§ Dataset extract:
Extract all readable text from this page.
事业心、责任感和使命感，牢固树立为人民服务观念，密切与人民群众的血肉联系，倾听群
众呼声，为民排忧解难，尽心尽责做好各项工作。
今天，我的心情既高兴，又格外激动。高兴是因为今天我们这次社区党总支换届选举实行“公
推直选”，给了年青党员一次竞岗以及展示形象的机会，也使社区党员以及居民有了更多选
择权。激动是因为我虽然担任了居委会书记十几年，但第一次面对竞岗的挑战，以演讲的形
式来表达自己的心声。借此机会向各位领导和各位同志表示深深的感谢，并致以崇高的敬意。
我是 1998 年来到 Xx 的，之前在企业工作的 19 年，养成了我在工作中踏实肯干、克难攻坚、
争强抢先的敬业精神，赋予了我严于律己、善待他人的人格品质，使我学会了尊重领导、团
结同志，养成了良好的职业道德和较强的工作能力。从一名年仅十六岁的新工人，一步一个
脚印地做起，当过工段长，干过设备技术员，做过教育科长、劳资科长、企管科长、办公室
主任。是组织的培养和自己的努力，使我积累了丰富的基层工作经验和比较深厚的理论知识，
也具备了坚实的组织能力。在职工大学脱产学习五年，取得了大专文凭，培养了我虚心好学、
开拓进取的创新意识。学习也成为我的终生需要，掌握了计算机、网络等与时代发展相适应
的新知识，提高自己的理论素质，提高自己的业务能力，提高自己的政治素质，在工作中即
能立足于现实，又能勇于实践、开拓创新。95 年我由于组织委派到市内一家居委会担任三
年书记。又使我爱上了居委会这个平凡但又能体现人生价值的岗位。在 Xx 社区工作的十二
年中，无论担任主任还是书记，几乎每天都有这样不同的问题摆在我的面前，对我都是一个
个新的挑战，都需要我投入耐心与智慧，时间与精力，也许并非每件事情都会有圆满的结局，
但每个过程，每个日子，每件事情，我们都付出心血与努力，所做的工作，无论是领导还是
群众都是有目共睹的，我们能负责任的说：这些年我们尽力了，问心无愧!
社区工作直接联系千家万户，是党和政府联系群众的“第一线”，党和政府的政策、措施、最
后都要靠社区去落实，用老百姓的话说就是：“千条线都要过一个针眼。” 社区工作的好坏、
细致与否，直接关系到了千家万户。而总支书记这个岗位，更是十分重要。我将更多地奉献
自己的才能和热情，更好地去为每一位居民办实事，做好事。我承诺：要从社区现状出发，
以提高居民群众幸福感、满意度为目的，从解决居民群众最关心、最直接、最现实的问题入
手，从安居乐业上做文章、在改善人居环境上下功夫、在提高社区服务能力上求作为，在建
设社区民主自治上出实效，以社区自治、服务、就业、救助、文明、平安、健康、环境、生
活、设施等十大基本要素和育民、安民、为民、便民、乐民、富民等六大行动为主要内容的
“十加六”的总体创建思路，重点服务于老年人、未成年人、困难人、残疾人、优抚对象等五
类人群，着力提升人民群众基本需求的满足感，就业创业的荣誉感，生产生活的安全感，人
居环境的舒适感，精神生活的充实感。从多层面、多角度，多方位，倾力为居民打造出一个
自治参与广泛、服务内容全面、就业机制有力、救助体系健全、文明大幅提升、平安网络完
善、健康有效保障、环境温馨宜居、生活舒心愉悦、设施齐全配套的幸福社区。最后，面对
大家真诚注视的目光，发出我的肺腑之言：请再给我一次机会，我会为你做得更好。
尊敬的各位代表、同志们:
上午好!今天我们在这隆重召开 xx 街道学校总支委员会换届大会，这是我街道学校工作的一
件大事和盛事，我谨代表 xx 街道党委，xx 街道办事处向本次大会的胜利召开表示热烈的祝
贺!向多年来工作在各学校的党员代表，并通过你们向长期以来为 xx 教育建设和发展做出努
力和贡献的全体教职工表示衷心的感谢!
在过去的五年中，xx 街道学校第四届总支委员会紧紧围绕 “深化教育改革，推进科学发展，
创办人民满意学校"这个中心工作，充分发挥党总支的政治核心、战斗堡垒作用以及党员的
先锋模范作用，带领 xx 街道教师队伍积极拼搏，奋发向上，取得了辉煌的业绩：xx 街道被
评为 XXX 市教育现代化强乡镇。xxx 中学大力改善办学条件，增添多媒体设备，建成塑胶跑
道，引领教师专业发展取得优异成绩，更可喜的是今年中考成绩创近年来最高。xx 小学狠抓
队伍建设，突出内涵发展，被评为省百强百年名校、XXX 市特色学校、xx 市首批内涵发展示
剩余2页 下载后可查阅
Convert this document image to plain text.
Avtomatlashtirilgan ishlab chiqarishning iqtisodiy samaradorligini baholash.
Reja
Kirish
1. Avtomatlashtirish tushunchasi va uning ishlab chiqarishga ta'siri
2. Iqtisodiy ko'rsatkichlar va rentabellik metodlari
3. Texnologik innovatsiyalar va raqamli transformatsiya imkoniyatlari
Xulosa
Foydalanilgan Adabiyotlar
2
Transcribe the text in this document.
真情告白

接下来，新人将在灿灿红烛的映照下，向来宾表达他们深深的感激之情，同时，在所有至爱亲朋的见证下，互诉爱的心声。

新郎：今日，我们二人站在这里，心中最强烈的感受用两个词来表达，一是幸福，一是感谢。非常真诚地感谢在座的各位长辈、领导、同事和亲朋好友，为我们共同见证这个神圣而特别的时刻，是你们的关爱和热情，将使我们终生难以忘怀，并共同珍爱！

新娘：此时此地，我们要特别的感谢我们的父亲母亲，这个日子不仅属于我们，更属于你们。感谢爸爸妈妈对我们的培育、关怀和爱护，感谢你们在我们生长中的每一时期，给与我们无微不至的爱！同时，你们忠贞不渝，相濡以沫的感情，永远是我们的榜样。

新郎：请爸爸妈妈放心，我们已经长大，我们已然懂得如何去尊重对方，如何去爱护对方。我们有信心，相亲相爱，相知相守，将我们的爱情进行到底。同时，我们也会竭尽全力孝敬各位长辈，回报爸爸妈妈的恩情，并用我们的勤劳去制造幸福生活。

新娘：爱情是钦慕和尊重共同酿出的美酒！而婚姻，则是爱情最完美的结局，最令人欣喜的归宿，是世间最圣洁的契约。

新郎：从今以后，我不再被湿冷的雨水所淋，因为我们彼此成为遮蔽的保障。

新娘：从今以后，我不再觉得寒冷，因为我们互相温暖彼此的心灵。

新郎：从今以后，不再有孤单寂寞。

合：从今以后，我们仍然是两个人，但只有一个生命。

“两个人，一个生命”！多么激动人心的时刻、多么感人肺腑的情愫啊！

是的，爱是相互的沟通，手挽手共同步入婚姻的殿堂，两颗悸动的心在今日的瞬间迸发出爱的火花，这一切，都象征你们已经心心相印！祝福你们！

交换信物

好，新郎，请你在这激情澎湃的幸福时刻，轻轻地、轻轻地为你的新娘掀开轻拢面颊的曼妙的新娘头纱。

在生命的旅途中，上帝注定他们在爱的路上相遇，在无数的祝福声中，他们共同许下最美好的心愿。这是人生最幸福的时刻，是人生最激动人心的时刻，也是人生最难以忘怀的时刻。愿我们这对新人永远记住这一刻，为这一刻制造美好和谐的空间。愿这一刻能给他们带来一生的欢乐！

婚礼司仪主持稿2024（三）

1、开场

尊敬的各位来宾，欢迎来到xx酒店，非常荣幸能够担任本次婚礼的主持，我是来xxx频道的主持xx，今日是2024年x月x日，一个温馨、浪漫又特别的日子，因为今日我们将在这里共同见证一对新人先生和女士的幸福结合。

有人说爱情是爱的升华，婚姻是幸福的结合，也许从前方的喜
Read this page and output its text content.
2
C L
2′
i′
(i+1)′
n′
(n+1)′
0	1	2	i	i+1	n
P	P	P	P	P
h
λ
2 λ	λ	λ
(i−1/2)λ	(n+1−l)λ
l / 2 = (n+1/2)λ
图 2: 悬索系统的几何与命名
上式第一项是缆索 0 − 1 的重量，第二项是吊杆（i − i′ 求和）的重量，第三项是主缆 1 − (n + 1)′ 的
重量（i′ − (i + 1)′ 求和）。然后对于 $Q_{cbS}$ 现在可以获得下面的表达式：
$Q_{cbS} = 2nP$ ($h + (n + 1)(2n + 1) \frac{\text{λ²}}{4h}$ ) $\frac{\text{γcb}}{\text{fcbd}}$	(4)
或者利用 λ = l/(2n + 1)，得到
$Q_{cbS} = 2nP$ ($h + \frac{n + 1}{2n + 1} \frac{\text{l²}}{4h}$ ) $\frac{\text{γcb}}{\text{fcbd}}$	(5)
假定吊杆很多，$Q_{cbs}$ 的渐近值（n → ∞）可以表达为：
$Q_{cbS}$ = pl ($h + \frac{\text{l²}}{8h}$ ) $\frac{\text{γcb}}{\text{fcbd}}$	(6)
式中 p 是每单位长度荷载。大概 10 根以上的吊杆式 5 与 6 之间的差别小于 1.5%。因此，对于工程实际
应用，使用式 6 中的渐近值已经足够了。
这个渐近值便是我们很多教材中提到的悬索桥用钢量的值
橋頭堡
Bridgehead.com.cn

§ What the exercise asks:
Print the line containing "Read this page and output its text content." and every line after it to the end of the records above, exactly as written, and nothing else.

§ Finished task:
Read this page and output its text content.
2
C L
2′
i′
(i+1)′
n′
(n+1)′
0	1	2	i	i+1	n
P	P	P	P	P
h
λ
2 λ	λ	λ
(i−1/2)λ	(n+1−l)λ
l / 2 = (n+1/2)λ
图 2: 悬索系统的几何与命名
上式第一项是缆索 0 − 1 的重量，第二项是吊杆（i − i′ 求和）的重量，第三项是主缆 1 − (n + 1)′ 的
重量（i′ − (i + 1)′ 求和）。然后对于 $Q_{cbS}$ 现在可以获得下面的表达式：
$Q_{cbS} = 2nP$ ($h + (n + 1)(2n + 1) \frac{\text{λ²}}{4h}$ ) $\frac{\text{γcb}}{\text{fcbd}}$	(4)
或者利用 λ = l/(2n + 1)，得到
$Q_{cbS} = 2nP$ ($h + \frac{n + 1}{2n + 1} \frac{\text{l²}}{4h}$ ) $\frac{\text{γcb}}{\text{fcbd}}$	(5)
假定吊杆很多，$Q_{cbs}$ 的渐近值（n → ∞）可以表达为：
$Q_{cbS}$ = pl ($h + \frac{\text{l²}}{8h}$ ) $\frac{\text{γcb}}{\text{fcbd}}$	(6)
式中 p 是每单位长度荷载。大概 10 根以上的吊杆式 5 与 6 之间的差别小于 1.5%。因此，对于工程实际
应用，使用式 6 中的渐近值已经足够了。
这个渐近值便是我们很多教材中提到的悬索桥用钢量的值
橋頭堡
Bridgehead.com.cn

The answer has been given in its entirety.